Entries from a dataset
+++
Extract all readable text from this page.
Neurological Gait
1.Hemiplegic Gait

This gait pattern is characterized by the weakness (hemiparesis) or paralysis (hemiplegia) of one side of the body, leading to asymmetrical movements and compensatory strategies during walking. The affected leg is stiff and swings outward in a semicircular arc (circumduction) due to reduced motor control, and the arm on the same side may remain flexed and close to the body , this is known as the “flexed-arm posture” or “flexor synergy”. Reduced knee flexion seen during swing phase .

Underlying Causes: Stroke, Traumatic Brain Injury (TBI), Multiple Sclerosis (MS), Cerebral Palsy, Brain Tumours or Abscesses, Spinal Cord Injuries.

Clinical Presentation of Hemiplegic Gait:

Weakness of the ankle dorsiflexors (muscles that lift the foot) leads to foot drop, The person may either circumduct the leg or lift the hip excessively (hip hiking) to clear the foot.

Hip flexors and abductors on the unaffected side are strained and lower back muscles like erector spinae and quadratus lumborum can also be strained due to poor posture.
+++
Task to complete » Identify the lines that contain the string "Hemiplegic", and copy every one of them.

Result below »
1.Hemiplegic Gait
Clinical Presentation of Hemiplegic Gait:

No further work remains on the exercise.